Repeat each entry word for word. Leave any images out of the copy.

Chart and figure data:

--- Begin ---

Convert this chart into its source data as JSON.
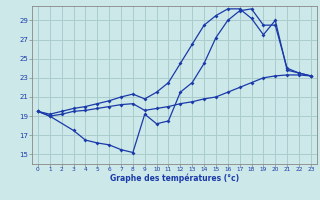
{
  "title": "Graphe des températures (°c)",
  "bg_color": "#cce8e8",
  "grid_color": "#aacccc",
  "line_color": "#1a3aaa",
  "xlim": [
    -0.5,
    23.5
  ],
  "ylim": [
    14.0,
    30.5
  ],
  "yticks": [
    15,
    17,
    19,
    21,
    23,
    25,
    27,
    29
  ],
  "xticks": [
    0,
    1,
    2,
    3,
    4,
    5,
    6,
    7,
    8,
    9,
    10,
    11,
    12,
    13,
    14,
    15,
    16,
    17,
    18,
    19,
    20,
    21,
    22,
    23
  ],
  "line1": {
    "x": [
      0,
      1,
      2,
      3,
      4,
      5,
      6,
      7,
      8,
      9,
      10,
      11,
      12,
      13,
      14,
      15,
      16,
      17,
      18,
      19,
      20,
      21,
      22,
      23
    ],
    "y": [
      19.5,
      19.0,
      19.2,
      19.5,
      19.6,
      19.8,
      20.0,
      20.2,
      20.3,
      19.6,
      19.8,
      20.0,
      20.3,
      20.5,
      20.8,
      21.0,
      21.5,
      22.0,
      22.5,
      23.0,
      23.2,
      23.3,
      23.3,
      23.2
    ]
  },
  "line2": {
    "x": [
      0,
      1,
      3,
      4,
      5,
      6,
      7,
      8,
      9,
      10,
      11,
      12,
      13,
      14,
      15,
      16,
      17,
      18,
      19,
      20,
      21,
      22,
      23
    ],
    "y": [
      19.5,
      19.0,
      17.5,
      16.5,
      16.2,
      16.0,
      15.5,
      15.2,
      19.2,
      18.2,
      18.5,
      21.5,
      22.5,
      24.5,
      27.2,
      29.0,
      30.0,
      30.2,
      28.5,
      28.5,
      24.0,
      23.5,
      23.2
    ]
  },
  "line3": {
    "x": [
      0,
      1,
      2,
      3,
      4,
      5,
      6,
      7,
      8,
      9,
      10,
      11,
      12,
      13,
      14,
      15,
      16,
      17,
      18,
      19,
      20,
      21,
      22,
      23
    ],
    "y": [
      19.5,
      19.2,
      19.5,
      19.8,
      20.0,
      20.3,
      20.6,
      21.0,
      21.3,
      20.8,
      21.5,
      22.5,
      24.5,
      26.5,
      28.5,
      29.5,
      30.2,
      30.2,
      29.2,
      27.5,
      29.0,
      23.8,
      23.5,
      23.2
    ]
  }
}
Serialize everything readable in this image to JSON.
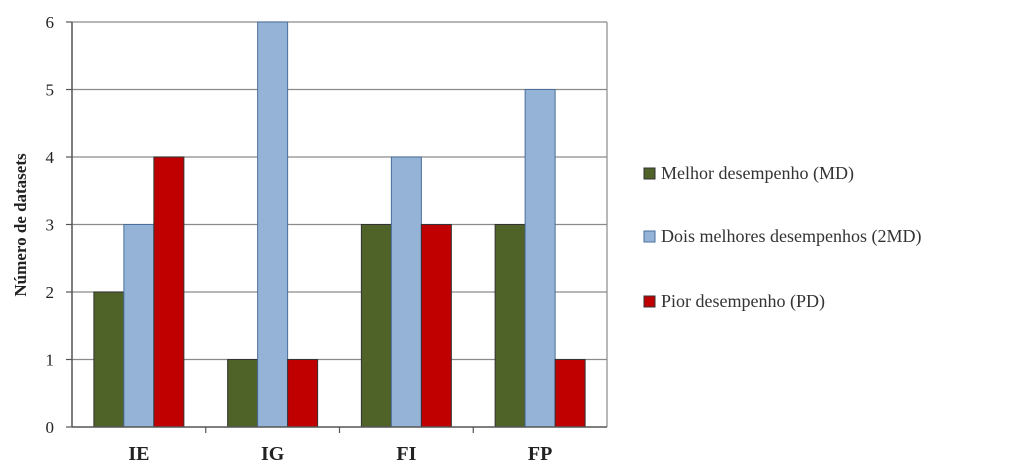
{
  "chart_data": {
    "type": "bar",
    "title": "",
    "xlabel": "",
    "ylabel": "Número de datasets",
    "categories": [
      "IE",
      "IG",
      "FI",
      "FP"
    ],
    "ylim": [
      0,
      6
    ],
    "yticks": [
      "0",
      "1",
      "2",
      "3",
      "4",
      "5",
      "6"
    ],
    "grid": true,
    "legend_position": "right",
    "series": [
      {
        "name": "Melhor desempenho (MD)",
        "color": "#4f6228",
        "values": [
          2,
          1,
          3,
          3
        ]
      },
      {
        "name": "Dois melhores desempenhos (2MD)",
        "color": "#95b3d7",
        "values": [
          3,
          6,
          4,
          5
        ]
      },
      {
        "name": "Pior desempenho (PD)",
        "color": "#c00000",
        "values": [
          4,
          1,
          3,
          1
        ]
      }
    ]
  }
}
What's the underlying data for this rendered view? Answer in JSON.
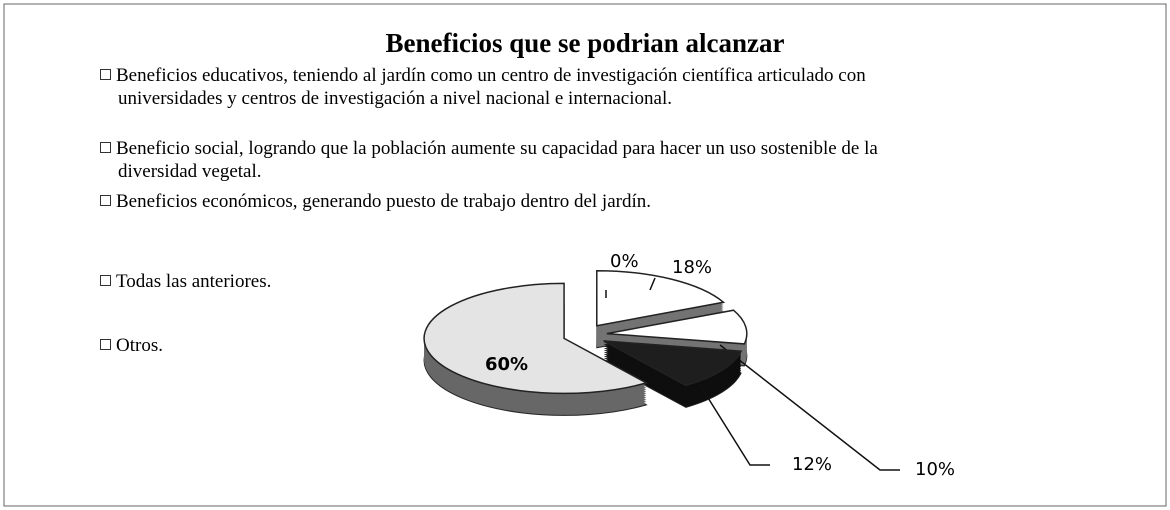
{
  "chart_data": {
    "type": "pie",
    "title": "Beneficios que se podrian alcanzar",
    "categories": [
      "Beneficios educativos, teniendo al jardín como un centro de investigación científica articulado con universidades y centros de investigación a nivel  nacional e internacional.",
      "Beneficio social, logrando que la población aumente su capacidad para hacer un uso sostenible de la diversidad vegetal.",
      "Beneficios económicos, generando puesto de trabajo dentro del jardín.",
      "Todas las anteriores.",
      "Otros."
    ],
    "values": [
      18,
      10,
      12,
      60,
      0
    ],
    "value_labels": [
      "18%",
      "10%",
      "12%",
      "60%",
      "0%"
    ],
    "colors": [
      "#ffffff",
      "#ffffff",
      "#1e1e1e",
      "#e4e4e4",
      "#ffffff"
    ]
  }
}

--- End ---

SOLUTION FOR THIS PROBLEM:
Convert this chart into its source data as JSON.
{
  "title": "Graphe des températures (°c)",
  "bg_color": "#cce8e8",
  "grid_color": "#aacccc",
  "line_color": "#1a3aaa",
  "xlim": [
    -0.5,
    23.5
  ],
  "ylim": [
    14.0,
    30.5
  ],
  "yticks": [
    15,
    17,
    19,
    21,
    23,
    25,
    27,
    29
  ],
  "xticks": [
    0,
    1,
    2,
    3,
    4,
    5,
    6,
    7,
    8,
    9,
    10,
    11,
    12,
    13,
    14,
    15,
    16,
    17,
    18,
    19,
    20,
    21,
    22,
    23
  ],
  "line1": {
    "x": [
      0,
      1,
      2,
      3,
      4,
      5,
      6,
      7,
      8,
      9,
      10,
      11,
      12,
      13,
      14,
      15,
      16,
      17,
      18,
      19,
      20,
      21,
      22,
      23
    ],
    "y": [
      19.5,
      19.0,
      19.2,
      19.5,
      19.6,
      19.8,
      20.0,
      20.2,
      20.3,
      19.6,
      19.8,
      20.0,
      20.3,
      20.5,
      20.8,
      21.0,
      21.5,
      22.0,
      22.5,
      23.0,
      23.2,
      23.3,
      23.3,
      23.2
    ]
  },
  "line2": {
    "x": [
      0,
      1,
      3,
      4,
      5,
      6,
      7,
      8,
      9,
      10,
      11,
      12,
      13,
      14,
      15,
      16,
      17,
      18,
      19,
      20,
      21,
      22,
      23
    ],
    "y": [
      19.5,
      19.0,
      17.5,
      16.5,
      16.2,
      16.0,
      15.5,
      15.2,
      19.2,
      18.2,
      18.5,
      21.5,
      22.5,
      24.5,
      27.2,
      29.0,
      30.0,
      30.2,
      28.5,
      28.5,
      24.0,
      23.5,
      23.2
    ]
  },
  "line3": {
    "x": [
      0,
      1,
      2,
      3,
      4,
      5,
      6,
      7,
      8,
      9,
      10,
      11,
      12,
      13,
      14,
      15,
      16,
      17,
      18,
      19,
      20,
      21,
      22,
      23
    ],
    "y": [
      19.5,
      19.2,
      19.5,
      19.8,
      20.0,
      20.3,
      20.6,
      21.0,
      21.3,
      20.8,
      21.5,
      22.5,
      24.5,
      26.5,
      28.5,
      29.5,
      30.2,
      30.2,
      29.2,
      27.5,
      29.0,
      23.8,
      23.5,
      23.2
    ]
  }
}
Serialize everything readable in this image to JSON.
{
  "chart_data": {
    "type": "bar",
    "title": "",
    "xlabel": "",
    "ylabel": "Número de datasets",
    "categories": [
      "IE",
      "IG",
      "FI",
      "FP"
    ],
    "ylim": [
      0,
      6
    ],
    "yticks": [
      "0",
      "1",
      "2",
      "3",
      "4",
      "5",
      "6"
    ],
    "grid": true,
    "legend_position": "right",
    "series": [
      {
        "name": "Melhor desempenho (MD)",
        "color": "#4f6228",
        "values": [
          2,
          1,
          3,
          3
        ]
      },
      {
        "name": "Dois melhores desempenhos (2MD)",
        "color": "#95b3d7",
        "values": [
          3,
          6,
          4,
          5
        ]
      },
      {
        "name": "Pior desempenho (PD)",
        "color": "#c00000",
        "values": [
          4,
          1,
          3,
          1
        ]
      }
    ]
  }
}
What's the underlying data for this rendered view? Answer in JSON.
{
  "chart_data": {
    "type": "pie",
    "title": "Beneficios que se podrian alcanzar",
    "categories": [
      "Beneficios educativos, teniendo al jardín como un centro de investigación científica articulado con universidades y centros de investigación a nivel  nacional e internacional.",
      "Beneficio social, logrando que la población aumente su capacidad para hacer un uso sostenible de la diversidad vegetal.",
      "Beneficios económicos, generando puesto de trabajo dentro del jardín.",
      "Todas las anteriores.",
      "Otros."
    ],
    "values": [
      18,
      10,
      12,
      60,
      0
    ],
    "value_labels": [
      "18%",
      "10%",
      "12%",
      "60%",
      "0%"
    ],
    "colors": [
      "#ffffff",
      "#ffffff",
      "#1e1e1e",
      "#e4e4e4",
      "#ffffff"
    ]
  }
}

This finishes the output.